== INPUT MATERIAL ==
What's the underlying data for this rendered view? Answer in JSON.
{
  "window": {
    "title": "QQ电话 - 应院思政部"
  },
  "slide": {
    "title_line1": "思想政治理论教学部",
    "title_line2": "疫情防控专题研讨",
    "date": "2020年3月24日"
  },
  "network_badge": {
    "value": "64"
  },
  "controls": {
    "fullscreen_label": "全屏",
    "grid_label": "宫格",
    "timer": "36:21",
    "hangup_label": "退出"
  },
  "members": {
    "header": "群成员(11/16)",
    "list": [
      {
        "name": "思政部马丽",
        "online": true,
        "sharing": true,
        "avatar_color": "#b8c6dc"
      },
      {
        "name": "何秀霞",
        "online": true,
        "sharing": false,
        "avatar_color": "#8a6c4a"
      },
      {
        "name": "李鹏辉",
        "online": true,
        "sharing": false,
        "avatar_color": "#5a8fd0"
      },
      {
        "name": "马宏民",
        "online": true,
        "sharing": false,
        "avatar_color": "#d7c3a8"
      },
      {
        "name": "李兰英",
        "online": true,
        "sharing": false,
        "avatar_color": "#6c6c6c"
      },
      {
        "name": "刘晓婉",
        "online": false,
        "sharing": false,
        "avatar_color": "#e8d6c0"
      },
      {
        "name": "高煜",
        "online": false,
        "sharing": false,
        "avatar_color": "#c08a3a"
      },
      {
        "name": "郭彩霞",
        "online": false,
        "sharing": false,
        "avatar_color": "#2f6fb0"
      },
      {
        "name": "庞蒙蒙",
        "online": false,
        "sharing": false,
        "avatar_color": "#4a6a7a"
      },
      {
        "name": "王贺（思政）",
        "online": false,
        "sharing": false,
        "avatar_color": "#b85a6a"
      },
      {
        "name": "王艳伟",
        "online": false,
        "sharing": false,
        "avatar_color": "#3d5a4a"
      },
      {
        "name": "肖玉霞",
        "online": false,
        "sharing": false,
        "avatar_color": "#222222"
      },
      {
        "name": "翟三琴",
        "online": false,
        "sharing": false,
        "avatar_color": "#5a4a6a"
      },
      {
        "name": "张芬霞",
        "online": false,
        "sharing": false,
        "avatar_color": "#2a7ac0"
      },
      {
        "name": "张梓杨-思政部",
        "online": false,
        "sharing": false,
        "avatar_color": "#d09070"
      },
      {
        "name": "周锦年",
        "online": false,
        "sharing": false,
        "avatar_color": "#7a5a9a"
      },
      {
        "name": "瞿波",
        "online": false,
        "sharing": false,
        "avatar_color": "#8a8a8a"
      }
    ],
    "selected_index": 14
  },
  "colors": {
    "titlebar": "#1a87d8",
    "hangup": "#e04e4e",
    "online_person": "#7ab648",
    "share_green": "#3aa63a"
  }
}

== DIRECTION ==
Reproduce every entry shown above, precisely as it stands.

== IN RESPONSE ==
What's the underlying data for this rendered view? Answer in JSON.
{
  "window": {
    "title": "QQ电话 - 应院思政部"
  },
  "slide": {
    "title_line1": "思想政治理论教学部",
    "title_line2": "疫情防控专题研讨",
    "date": "2020年3月24日"
  },
  "network_badge": {
    "value": "64"
  },
  "controls": {
    "fullscreen_label": "全屏",
    "grid_label": "宫格",
    "timer": "36:21",
    "hangup_label": "退出"
  },
  "members": {
    "header": "群成员(11/16)",
    "list": [
      {
        "name": "思政部马丽",
        "online": true,
        "sharing": true,
        "avatar_color": "#b8c6dc"
      },
      {
        "name": "何秀霞",
        "online": true,
        "sharing": false,
        "avatar_color": "#8a6c4a"
      },
      {
        "name": "李鹏辉",
        "online": true,
        "sharing": false,
        "avatar_color": "#5a8fd0"
      },
      {
        "name": "马宏民",
        "online": true,
        "sharing": false,
        "avatar_color": "#d7c3a8"
      },
      {
        "name": "李兰英",
        "online": true,
        "sharing": false,
        "avatar_color": "#6c6c6c"
      },
      {
        "name": "刘晓婉",
        "online": false,
        "sharing": false,
        "avatar_color": "#e8d6c0"
      },
      {
        "name": "高煜",
        "online": false,
        "sharing": false,
        "avatar_color": "#c08a3a"
      },
      {
        "name": "郭彩霞",
        "online": false,
        "sharing": false,
        "avatar_color": "#2f6fb0"
      },
      {
        "name": "庞蒙蒙",
        "online": false,
        "sharing": false,
        "avatar_color": "#4a6a7a"
      },
      {
        "name": "王贺（思政）",
        "online": false,
        "sharing": false,
        "avatar_color": "#b85a6a"
      },
      {
        "name": "王艳伟",
        "online": false,
        "sharing": false,
        "avatar_color": "#3d5a4a"
      },
      {
        "name": "肖玉霞",
        "online": false,
        "sharing": false,
        "avatar_color": "#222222"
      },
      {
        "name": "翟三琴",
        "online": false,
        "sharing": false,
        "avatar_color": "#5a4a6a"
      },
      {
        "name": "张芬霞",
        "online": false,
        "sharing": false,
        "avatar_color": "#2a7ac0"
      },
      {
        "name": "张梓杨-思政部",
        "online": false,
        "sharing": false,
        "avatar_color": "#d09070"
      },
      {
        "name": "周锦年",
        "online": false,
        "sharing": false,
        "avatar_color": "#7a5a9a"
      },
      {
        "name": "瞿波",
        "online": false,
        "sharing": false,
        "avatar_color": "#8a8a8a"
      }
    ],
    "selected_index": 14
  },
  "colors": {
    "titlebar": "#1a87d8",
    "hangup": "#e04e4e",
    "online_person": "#7ab648",
    "share_green": "#3aa63a"
  }
}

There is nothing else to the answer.